## Data lines
#####

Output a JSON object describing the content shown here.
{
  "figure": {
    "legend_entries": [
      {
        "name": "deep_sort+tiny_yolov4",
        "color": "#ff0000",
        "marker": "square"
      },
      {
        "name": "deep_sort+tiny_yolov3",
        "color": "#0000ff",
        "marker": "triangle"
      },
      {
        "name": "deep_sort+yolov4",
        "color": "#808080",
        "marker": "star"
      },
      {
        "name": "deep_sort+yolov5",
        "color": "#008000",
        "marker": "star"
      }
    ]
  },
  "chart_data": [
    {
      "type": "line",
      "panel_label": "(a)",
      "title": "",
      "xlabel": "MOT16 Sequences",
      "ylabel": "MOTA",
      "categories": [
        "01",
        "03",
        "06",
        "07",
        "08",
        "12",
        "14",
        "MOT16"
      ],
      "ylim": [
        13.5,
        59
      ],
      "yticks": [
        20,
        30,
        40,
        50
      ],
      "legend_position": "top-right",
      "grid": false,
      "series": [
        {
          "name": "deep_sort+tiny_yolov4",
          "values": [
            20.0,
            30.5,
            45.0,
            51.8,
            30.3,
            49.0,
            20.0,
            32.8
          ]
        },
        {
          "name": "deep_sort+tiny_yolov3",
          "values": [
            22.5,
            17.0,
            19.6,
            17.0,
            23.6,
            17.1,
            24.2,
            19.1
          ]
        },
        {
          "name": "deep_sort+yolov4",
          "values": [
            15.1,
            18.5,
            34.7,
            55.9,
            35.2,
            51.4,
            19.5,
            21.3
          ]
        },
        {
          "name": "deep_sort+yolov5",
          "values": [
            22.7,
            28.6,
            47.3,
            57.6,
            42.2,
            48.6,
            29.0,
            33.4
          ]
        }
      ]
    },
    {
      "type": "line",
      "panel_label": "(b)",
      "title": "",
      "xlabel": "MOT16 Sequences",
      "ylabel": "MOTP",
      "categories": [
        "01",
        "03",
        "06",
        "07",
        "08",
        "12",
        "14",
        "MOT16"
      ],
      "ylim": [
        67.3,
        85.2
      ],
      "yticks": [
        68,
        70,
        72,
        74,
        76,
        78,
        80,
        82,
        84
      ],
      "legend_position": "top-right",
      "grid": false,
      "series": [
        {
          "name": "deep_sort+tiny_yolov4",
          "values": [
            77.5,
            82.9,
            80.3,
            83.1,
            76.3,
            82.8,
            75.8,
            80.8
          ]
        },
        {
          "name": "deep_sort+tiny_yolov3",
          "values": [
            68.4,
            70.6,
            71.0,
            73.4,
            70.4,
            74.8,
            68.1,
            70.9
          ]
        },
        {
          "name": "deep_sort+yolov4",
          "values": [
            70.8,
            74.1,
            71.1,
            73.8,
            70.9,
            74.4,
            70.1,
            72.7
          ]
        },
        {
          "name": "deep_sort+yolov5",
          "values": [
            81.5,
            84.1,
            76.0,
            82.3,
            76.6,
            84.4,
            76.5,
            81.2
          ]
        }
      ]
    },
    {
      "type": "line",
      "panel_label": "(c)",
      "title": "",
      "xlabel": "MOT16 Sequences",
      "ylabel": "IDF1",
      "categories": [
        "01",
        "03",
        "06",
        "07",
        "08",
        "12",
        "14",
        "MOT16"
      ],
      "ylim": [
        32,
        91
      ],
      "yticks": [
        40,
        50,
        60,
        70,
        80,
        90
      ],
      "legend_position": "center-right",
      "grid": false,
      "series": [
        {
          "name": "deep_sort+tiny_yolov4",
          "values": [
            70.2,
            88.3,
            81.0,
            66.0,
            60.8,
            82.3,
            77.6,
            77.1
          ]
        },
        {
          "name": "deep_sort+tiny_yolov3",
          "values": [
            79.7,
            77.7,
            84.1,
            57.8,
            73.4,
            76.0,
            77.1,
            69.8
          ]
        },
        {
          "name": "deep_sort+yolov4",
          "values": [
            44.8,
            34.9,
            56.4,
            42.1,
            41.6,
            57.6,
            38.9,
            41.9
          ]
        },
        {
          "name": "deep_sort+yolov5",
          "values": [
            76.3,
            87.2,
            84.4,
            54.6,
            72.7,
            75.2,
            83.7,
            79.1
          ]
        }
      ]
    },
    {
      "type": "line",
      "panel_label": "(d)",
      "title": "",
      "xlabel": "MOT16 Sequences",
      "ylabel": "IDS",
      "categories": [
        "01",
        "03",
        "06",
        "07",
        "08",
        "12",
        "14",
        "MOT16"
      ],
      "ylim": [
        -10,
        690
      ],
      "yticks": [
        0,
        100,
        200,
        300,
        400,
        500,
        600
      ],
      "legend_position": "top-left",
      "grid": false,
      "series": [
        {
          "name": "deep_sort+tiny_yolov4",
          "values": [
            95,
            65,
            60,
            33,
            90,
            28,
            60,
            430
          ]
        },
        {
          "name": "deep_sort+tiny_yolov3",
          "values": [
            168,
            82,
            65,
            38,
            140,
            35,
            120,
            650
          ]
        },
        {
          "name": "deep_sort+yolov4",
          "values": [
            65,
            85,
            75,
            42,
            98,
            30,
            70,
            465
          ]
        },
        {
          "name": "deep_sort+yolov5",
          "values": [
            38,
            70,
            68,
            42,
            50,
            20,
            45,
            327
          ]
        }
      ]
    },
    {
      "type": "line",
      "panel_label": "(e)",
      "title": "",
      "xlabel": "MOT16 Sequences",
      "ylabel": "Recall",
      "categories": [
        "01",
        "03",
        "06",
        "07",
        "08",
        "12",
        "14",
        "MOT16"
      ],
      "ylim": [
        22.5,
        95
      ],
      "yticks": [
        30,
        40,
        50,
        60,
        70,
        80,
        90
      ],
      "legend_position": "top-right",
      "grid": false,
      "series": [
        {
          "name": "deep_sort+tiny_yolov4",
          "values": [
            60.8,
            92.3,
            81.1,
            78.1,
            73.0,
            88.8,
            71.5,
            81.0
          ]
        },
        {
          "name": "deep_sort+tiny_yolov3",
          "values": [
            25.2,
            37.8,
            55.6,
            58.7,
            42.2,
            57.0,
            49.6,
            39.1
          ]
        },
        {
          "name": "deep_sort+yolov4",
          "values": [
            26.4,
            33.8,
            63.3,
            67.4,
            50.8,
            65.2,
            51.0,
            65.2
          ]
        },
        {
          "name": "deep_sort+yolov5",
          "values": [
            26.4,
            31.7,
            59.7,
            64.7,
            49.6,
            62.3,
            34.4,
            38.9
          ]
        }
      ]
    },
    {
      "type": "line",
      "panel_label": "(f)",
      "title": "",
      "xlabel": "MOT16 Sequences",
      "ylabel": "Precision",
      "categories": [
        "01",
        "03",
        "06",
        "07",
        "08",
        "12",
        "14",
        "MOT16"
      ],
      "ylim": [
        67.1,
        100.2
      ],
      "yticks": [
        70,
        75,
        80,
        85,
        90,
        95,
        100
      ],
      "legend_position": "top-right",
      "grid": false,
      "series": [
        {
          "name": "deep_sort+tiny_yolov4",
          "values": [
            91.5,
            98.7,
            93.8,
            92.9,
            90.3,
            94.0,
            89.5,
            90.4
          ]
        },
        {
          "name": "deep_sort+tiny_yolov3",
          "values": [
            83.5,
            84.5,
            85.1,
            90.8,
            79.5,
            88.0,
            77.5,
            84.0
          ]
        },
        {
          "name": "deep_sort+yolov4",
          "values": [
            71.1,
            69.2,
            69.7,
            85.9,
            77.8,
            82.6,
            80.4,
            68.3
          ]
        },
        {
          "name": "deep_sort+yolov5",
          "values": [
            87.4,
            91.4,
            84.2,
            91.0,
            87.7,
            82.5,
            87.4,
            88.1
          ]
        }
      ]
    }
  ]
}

#####

Print the records above exactly as they appear.

## Task result
Output a JSON object describing the content shown here.
{
  "figure": {
    "legend_entries": [
      {
        "name": "deep_sort+tiny_yolov4",
        "color": "#ff0000",
        "marker": "square"
      },
      {
        "name": "deep_sort+tiny_yolov3",
        "color": "#0000ff",
        "marker": "triangle"
      },
      {
        "name": "deep_sort+yolov4",
        "color": "#808080",
        "marker": "star"
      },
      {
        "name": "deep_sort+yolov5",
        "color": "#008000",
        "marker": "star"
      }
    ]
  },
  "chart_data": [
    {
      "type": "line",
      "panel_label": "(a)",
      "title": "",
      "xlabel": "MOT16 Sequences",
      "ylabel": "MOTA",
      "categories": [
        "01",
        "03",
        "06",
        "07",
        "08",
        "12",
        "14",
        "MOT16"
      ],
      "ylim": [
        13.5,
        59
      ],
      "yticks": [
        20,
        30,
        40,
        50
      ],
      "legend_position": "top-right",
      "grid": false,
      "series": [
        {
          "name": "deep_sort+tiny_yolov4",
          "values": [
            20.0,
            30.5,
            45.0,
            51.8,
            30.3,
            49.0,
            20.0,
            32.8
          ]
        },
        {
          "name": "deep_sort+tiny_yolov3",
          "values": [
            22.5,
            17.0,
            19.6,
            17.0,
            23.6,
            17.1,
            24.2,
            19.1
          ]
        },
        {
          "name": "deep_sort+yolov4",
          "values": [
            15.1,
            18.5,
            34.7,
            55.9,
            35.2,
            51.4,
            19.5,
            21.3
          ]
        },
        {
          "name": "deep_sort+yolov5",
          "values": [
            22.7,
            28.6,
            47.3,
            57.6,
            42.2,
            48.6,
            29.0,
            33.4
          ]
        }
      ]
    },
    {
      "type": "line",
      "panel_label": "(b)",
      "title": "",
      "xlabel": "MOT16 Sequences",
      "ylabel": "MOTP",
      "categories": [
        "01",
        "03",
        "06",
        "07",
        "08",
        "12",
        "14",
        "MOT16"
      ],
      "ylim": [
        67.3,
        85.2
      ],
      "yticks": [
        68,
        70,
        72,
        74,
        76,
        78,
        80,
        82,
        84
      ],
      "legend_position": "top-right",
      "grid": false,
      "series": [
        {
          "name": "deep_sort+tiny_yolov4",
          "values": [
            77.5,
            82.9,
            80.3,
            83.1,
            76.3,
            82.8,
            75.8,
            80.8
          ]
        },
        {
          "name": "deep_sort+tiny_yolov3",
          "values": [
            68.4,
            70.6,
            71.0,
            73.4,
            70.4,
            74.8,
            68.1,
            70.9
          ]
        },
        {
          "name": "deep_sort+yolov4",
          "values": [
            70.8,
            74.1,
            71.1,
            73.8,
            70.9,
            74.4,
            70.1,
            72.7
          ]
        },
        {
          "name": "deep_sort+yolov5",
          "values": [
            81.5,
            84.1,
            76.0,
            82.3,
            76.6,
            84.4,
            76.5,
            81.2
          ]
        }
      ]
    },
    {
      "type": "line",
      "panel_label": "(c)",
      "title": "",
      "xlabel": "MOT16 Sequences",
      "ylabel": "IDF1",
      "categories": [
        "01",
        "03",
        "06",
        "07",
        "08",
        "12",
        "14",
        "MOT16"
      ],
      "ylim": [
        32,
        91
      ],
      "yticks": [
        40,
        50,
        60,
        70,
        80,
        90
      ],
      "legend_position": "center-right",
      "grid": false,
      "series": [
        {
          "name": "deep_sort+tiny_yolov4",
          "values": [
            70.2,
            88.3,
            81.0,
            66.0,
            60.8,
            82.3,
            77.6,
            77.1
          ]
        },
        {
          "name": "deep_sort+tiny_yolov3",
          "values": [
            79.7,
            77.7,
            84.1,
            57.8,
            73.4,
            76.0,
            77.1,
            69.8
          ]
        },
        {
          "name": "deep_sort+yolov4",
          "values": [
            44.8,
            34.9,
            56.4,
            42.1,
            41.6,
            57.6,
            38.9,
            41.9
          ]
        },
        {
          "name": "deep_sort+yolov5",
          "values": [
            76.3,
            87.2,
            84.4,
            54.6,
            72.7,
            75.2,
            83.7,
            79.1
          ]
        }
      ]
    },
    {
      "type": "line",
      "panel_label": "(d)",
      "title": "",
      "xlabel": "MOT16 Sequences",
      "ylabel": "IDS",
      "categories": [
        "01",
        "03",
        "06",
        "07",
        "08",
        "12",
        "14",
        "MOT16"
      ],
      "ylim": [
        -10,
        690
      ],
      "yticks": [
        0,
        100,
        200,
        300,
        400,
        500,
        600
      ],
      "legend_position": "top-left",
      "grid": false,
      "series": [
        {
          "name": "deep_sort+tiny_yolov4",
          "values": [
            95,
            65,
            60,
            33,
            90,
            28,
            60,
            430
          ]
        },
        {
          "name": "deep_sort+tiny_yolov3",
          "values": [
            168,
            82,
            65,
            38,
            140,
            35,
            120,
            650
          ]
        },
        {
          "name": "deep_sort+yolov4",
          "values": [
            65,
            85,
            75,
            42,
            98,
            30,
            70,
            465
          ]
        },
        {
          "name": "deep_sort+yolov5",
          "values": [
            38,
            70,
            68,
            42,
            50,
            20,
            45,
            327
          ]
        }
      ]
    },
    {
      "type": "line",
      "panel_label": "(e)",
      "title": "",
      "xlabel": "MOT16 Sequences",
      "ylabel": "Recall",
      "categories": [
        "01",
        "03",
        "06",
        "07",
        "08",
        "12",
        "14",
        "MOT16"
      ],
      "ylim": [
        22.5,
        95
      ],
      "yticks": [
        30,
        40,
        50,
        60,
        70,
        80,
        90
      ],
      "legend_position": "top-right",
      "grid": false,
      "series": [
        {
          "name": "deep_sort+tiny_yolov4",
          "values": [
            60.8,
            92.3,
            81.1,
            78.1,
            73.0,
            88.8,
            71.5,
            81.0
          ]
        },
        {
          "name": "deep_sort+tiny_yolov3",
          "values": [
            25.2,
            37.8,
            55.6,
            58.7,
            42.2,
            57.0,
            49.6,
            39.1
          ]
        },
        {
          "name": "deep_sort+yolov4",
          "values": [
            26.4,
            33.8,
            63.3,
            67.4,
            50.8,
            65.2,
            51.0,
            65.2
          ]
        },
        {
          "name": "deep_sort+yolov5",
          "values": [
            26.4,
            31.7,
            59.7,
            64.7,
            49.6,
            62.3,
            34.4,
            38.9
          ]
        }
      ]
    },
    {
      "type": "line",
      "panel_label": "(f)",
      "title": "",
      "xlabel": "MOT16 Sequences",
      "ylabel": "Precision",
      "categories": [
        "01",
        "03",
        "06",
        "07",
        "08",
        "12",
        "14",
        "MOT16"
      ],
      "ylim": [
        67.1,
        100.2
      ],
      "yticks": [
        70,
        75,
        80,
        85,
        90,
        95,
        100
      ],
      "legend_position": "top-right",
      "grid": false,
      "series": [
        {
          "name": "deep_sort+tiny_yolov4",
          "values": [
            91.5,
            98.7,
            93.8,
            92.9,
            90.3,
            94.0,
            89.5,
            90.4
          ]
        },
        {
          "name": "deep_sort+tiny_yolov3",
          "values": [
            83.5,
            84.5,
            85.1,
            90.8,
            79.5,
            88.0,
            77.5,
            84.0
          ]
        },
        {
          "name": "deep_sort+yolov4",
          "values": [
            71.1,
            69.2,
            69.7,
            85.9,
            77.8,
            82.6,
            80.4,
            68.3
          ]
        },
        {
          "name": "deep_sort+yolov5",
          "values": [
            87.4,
            91.4,
            84.2,
            91.0,
            87.7,
            82.5,
            87.4,
            88.1
          ]
        }
      ]
    }
  ]
}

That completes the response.